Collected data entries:
◆ ◆ ◆
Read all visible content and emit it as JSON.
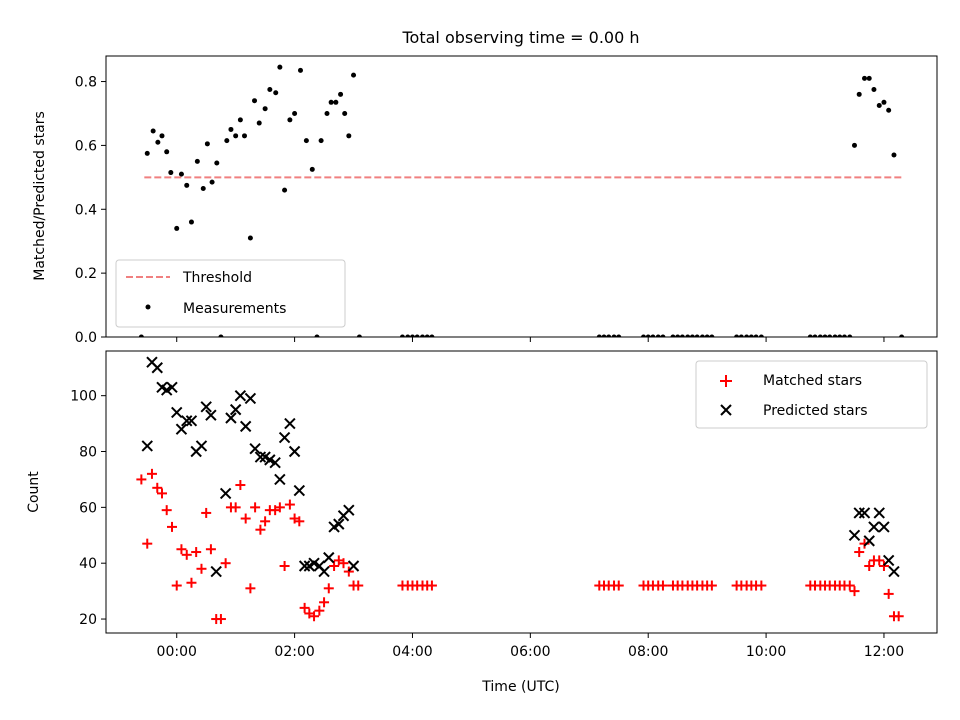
{
  "chart_data": [
    {
      "type": "scatter",
      "title": "Total observing time = 0.00 h",
      "xlabel": "",
      "ylabel": "Matched/Predicted stars",
      "xlim": [
        -1.2,
        12.9
      ],
      "ylim": [
        0,
        0.88
      ],
      "xticks": [
        0,
        2,
        4,
        6,
        8,
        10,
        12
      ],
      "yticks": [
        0.0,
        0.2,
        0.4,
        0.6,
        0.8
      ],
      "ytick_labels": [
        "0.0",
        "0.2",
        "0.4",
        "0.6",
        "0.8"
      ],
      "grid": false,
      "legend_position": "bottom-left",
      "threshold": {
        "name": "Threshold",
        "y": 0.5,
        "x_range": [
          -0.55,
          12.3
        ],
        "color": "#f08080"
      },
      "series": [
        {
          "name": "Measurements",
          "color": "#000000",
          "points": [
            [
              -0.6,
              0.0
            ],
            [
              -0.5,
              0.575
            ],
            [
              -0.4,
              0.645
            ],
            [
              -0.32,
              0.61
            ],
            [
              -0.25,
              0.63
            ],
            [
              -0.17,
              0.58
            ],
            [
              -0.1,
              0.515
            ],
            [
              0.0,
              0.34
            ],
            [
              0.08,
              0.51
            ],
            [
              0.17,
              0.475
            ],
            [
              0.25,
              0.36
            ],
            [
              0.35,
              0.55
            ],
            [
              0.45,
              0.465
            ],
            [
              0.52,
              0.605
            ],
            [
              0.6,
              0.485
            ],
            [
              0.68,
              0.545
            ],
            [
              0.75,
              0.0
            ],
            [
              0.85,
              0.615
            ],
            [
              0.92,
              0.65
            ],
            [
              1.0,
              0.63
            ],
            [
              1.08,
              0.68
            ],
            [
              1.15,
              0.63
            ],
            [
              1.25,
              0.31
            ],
            [
              1.32,
              0.74
            ],
            [
              1.4,
              0.67
            ],
            [
              1.5,
              0.715
            ],
            [
              1.58,
              0.775
            ],
            [
              1.68,
              0.765
            ],
            [
              1.75,
              0.845
            ],
            [
              1.83,
              0.46
            ],
            [
              1.92,
              0.68
            ],
            [
              2.0,
              0.7
            ],
            [
              2.1,
              0.835
            ],
            [
              2.2,
              0.615
            ],
            [
              2.3,
              0.525
            ],
            [
              2.38,
              0.0
            ],
            [
              2.45,
              0.615
            ],
            [
              2.55,
              0.7
            ],
            [
              2.62,
              0.735
            ],
            [
              2.7,
              0.735
            ],
            [
              2.78,
              0.76
            ],
            [
              2.85,
              0.7
            ],
            [
              2.92,
              0.63
            ],
            [
              3.0,
              0.82
            ],
            [
              3.1,
              0.0
            ],
            [
              3.83,
              0.0
            ],
            [
              3.92,
              0.0
            ],
            [
              4.0,
              0.0
            ],
            [
              4.08,
              0.0
            ],
            [
              4.17,
              0.0
            ],
            [
              4.25,
              0.0
            ],
            [
              4.33,
              0.0
            ],
            [
              7.17,
              0.0
            ],
            [
              7.25,
              0.0
            ],
            [
              7.33,
              0.0
            ],
            [
              7.42,
              0.0
            ],
            [
              7.5,
              0.0
            ],
            [
              7.92,
              0.0
            ],
            [
              8.0,
              0.0
            ],
            [
              8.08,
              0.0
            ],
            [
              8.17,
              0.0
            ],
            [
              8.25,
              0.0
            ],
            [
              8.42,
              0.0
            ],
            [
              8.5,
              0.0
            ],
            [
              8.58,
              0.0
            ],
            [
              8.67,
              0.0
            ],
            [
              8.75,
              0.0
            ],
            [
              8.83,
              0.0
            ],
            [
              8.92,
              0.0
            ],
            [
              9.0,
              0.0
            ],
            [
              9.08,
              0.0
            ],
            [
              9.5,
              0.0
            ],
            [
              9.58,
              0.0
            ],
            [
              9.67,
              0.0
            ],
            [
              9.75,
              0.0
            ],
            [
              9.83,
              0.0
            ],
            [
              9.92,
              0.0
            ],
            [
              10.75,
              0.0
            ],
            [
              10.83,
              0.0
            ],
            [
              10.92,
              0.0
            ],
            [
              11.0,
              0.0
            ],
            [
              11.08,
              0.0
            ],
            [
              11.17,
              0.0
            ],
            [
              11.25,
              0.0
            ],
            [
              11.33,
              0.0
            ],
            [
              11.42,
              0.0
            ],
            [
              11.5,
              0.6
            ],
            [
              11.58,
              0.76
            ],
            [
              11.67,
              0.81
            ],
            [
              11.75,
              0.81
            ],
            [
              11.83,
              0.775
            ],
            [
              11.92,
              0.725
            ],
            [
              12.0,
              0.735
            ],
            [
              12.08,
              0.71
            ],
            [
              12.17,
              0.57
            ],
            [
              12.3,
              0.0
            ]
          ]
        }
      ]
    },
    {
      "type": "scatter",
      "title": "",
      "xlabel": "Time (UTC)",
      "ylabel": "Count",
      "xlim": [
        -1.2,
        12.9
      ],
      "ylim": [
        15,
        116
      ],
      "xticks": [
        0,
        2,
        4,
        6,
        8,
        10,
        12
      ],
      "xtick_labels": [
        "00:00",
        "02:00",
        "04:00",
        "06:00",
        "08:00",
        "10:00",
        "12:00"
      ],
      "yticks": [
        20,
        40,
        60,
        80,
        100
      ],
      "ytick_labels": [
        "20",
        "40",
        "60",
        "80",
        "100"
      ],
      "grid": false,
      "legend_position": "top-right",
      "series": [
        {
          "name": "Matched stars",
          "marker": "plus",
          "color": "#ff0000",
          "points": [
            [
              -0.6,
              70
            ],
            [
              -0.5,
              47
            ],
            [
              -0.42,
              72
            ],
            [
              -0.33,
              67
            ],
            [
              -0.25,
              65
            ],
            [
              -0.17,
              59
            ],
            [
              -0.08,
              53
            ],
            [
              0.0,
              32
            ],
            [
              0.08,
              45
            ],
            [
              0.17,
              43
            ],
            [
              0.25,
              33
            ],
            [
              0.33,
              44
            ],
            [
              0.42,
              38
            ],
            [
              0.5,
              58
            ],
            [
              0.58,
              45
            ],
            [
              0.67,
              20
            ],
            [
              0.75,
              20
            ],
            [
              0.83,
              40
            ],
            [
              0.92,
              60
            ],
            [
              1.0,
              60
            ],
            [
              1.08,
              68
            ],
            [
              1.17,
              56
            ],
            [
              1.25,
              31
            ],
            [
              1.33,
              60
            ],
            [
              1.42,
              52
            ],
            [
              1.5,
              55
            ],
            [
              1.58,
              59
            ],
            [
              1.67,
              59
            ],
            [
              1.75,
              60
            ],
            [
              1.83,
              39
            ],
            [
              1.92,
              61
            ],
            [
              2.0,
              56
            ],
            [
              2.08,
              55
            ],
            [
              2.17,
              24
            ],
            [
              2.25,
              22
            ],
            [
              2.33,
              21
            ],
            [
              2.42,
              23
            ],
            [
              2.5,
              26
            ],
            [
              2.58,
              31
            ],
            [
              2.67,
              39
            ],
            [
              2.75,
              41
            ],
            [
              2.83,
              40
            ],
            [
              2.92,
              37
            ],
            [
              3.0,
              32
            ],
            [
              3.08,
              32
            ],
            [
              3.83,
              32
            ],
            [
              3.92,
              32
            ],
            [
              4.0,
              32
            ],
            [
              4.08,
              32
            ],
            [
              4.17,
              32
            ],
            [
              4.25,
              32
            ],
            [
              4.33,
              32
            ],
            [
              7.17,
              32
            ],
            [
              7.25,
              32
            ],
            [
              7.33,
              32
            ],
            [
              7.42,
              32
            ],
            [
              7.5,
              32
            ],
            [
              7.92,
              32
            ],
            [
              8.0,
              32
            ],
            [
              8.08,
              32
            ],
            [
              8.17,
              32
            ],
            [
              8.25,
              32
            ],
            [
              8.42,
              32
            ],
            [
              8.5,
              32
            ],
            [
              8.58,
              32
            ],
            [
              8.67,
              32
            ],
            [
              8.75,
              32
            ],
            [
              8.83,
              32
            ],
            [
              8.92,
              32
            ],
            [
              9.0,
              32
            ],
            [
              9.08,
              32
            ],
            [
              9.5,
              32
            ],
            [
              9.58,
              32
            ],
            [
              9.67,
              32
            ],
            [
              9.75,
              32
            ],
            [
              9.83,
              32
            ],
            [
              9.92,
              32
            ],
            [
              10.75,
              32
            ],
            [
              10.83,
              32
            ],
            [
              10.92,
              32
            ],
            [
              11.0,
              32
            ],
            [
              11.08,
              32
            ],
            [
              11.17,
              32
            ],
            [
              11.25,
              32
            ],
            [
              11.33,
              32
            ],
            [
              11.42,
              32
            ],
            [
              11.5,
              30
            ],
            [
              11.58,
              44
            ],
            [
              11.67,
              47
            ],
            [
              11.75,
              39
            ],
            [
              11.83,
              41
            ],
            [
              11.92,
              41
            ],
            [
              12.0,
              39
            ],
            [
              12.08,
              29
            ],
            [
              12.17,
              21
            ],
            [
              12.25,
              21
            ]
          ]
        },
        {
          "name": "Predicted stars",
          "marker": "x",
          "color": "#000000",
          "points": [
            [
              -0.5,
              82
            ],
            [
              -0.42,
              112
            ],
            [
              -0.33,
              110
            ],
            [
              -0.25,
              103
            ],
            [
              -0.17,
              102
            ],
            [
              -0.08,
              103
            ],
            [
              0.0,
              94
            ],
            [
              0.08,
              88
            ],
            [
              0.17,
              91
            ],
            [
              0.25,
              91
            ],
            [
              0.33,
              80
            ],
            [
              0.42,
              82
            ],
            [
              0.5,
              96
            ],
            [
              0.58,
              93
            ],
            [
              0.67,
              37
            ],
            [
              0.83,
              65
            ],
            [
              0.92,
              92
            ],
            [
              1.0,
              95
            ],
            [
              1.08,
              100
            ],
            [
              1.17,
              89
            ],
            [
              1.25,
              99
            ],
            [
              1.33,
              81
            ],
            [
              1.42,
              78
            ],
            [
              1.5,
              78
            ],
            [
              1.58,
              77
            ],
            [
              1.67,
              76
            ],
            [
              1.75,
              70
            ],
            [
              1.83,
              85
            ],
            [
              1.92,
              90
            ],
            [
              2.0,
              80
            ],
            [
              2.08,
              66
            ],
            [
              2.17,
              39
            ],
            [
              2.25,
              39
            ],
            [
              2.33,
              40
            ],
            [
              2.42,
              39
            ],
            [
              2.5,
              37
            ],
            [
              2.58,
              42
            ],
            [
              2.67,
              53
            ],
            [
              2.75,
              54
            ],
            [
              2.83,
              57
            ],
            [
              2.92,
              59
            ],
            [
              3.0,
              39
            ],
            [
              11.5,
              50
            ],
            [
              11.58,
              58
            ],
            [
              11.67,
              58
            ],
            [
              11.75,
              48
            ],
            [
              11.83,
              53
            ],
            [
              11.92,
              58
            ],
            [
              12.0,
              53
            ],
            [
              12.08,
              41
            ],
            [
              12.17,
              37
            ]
          ]
        }
      ]
    }
  ]
}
◆ ◆ ◆
For each line above that contains the word "ylabel", copy that line.

§ **COMPLETED EXERCISE**:
      "ylabel": "Matched/Predicted stars",
      "ylabel": "Count",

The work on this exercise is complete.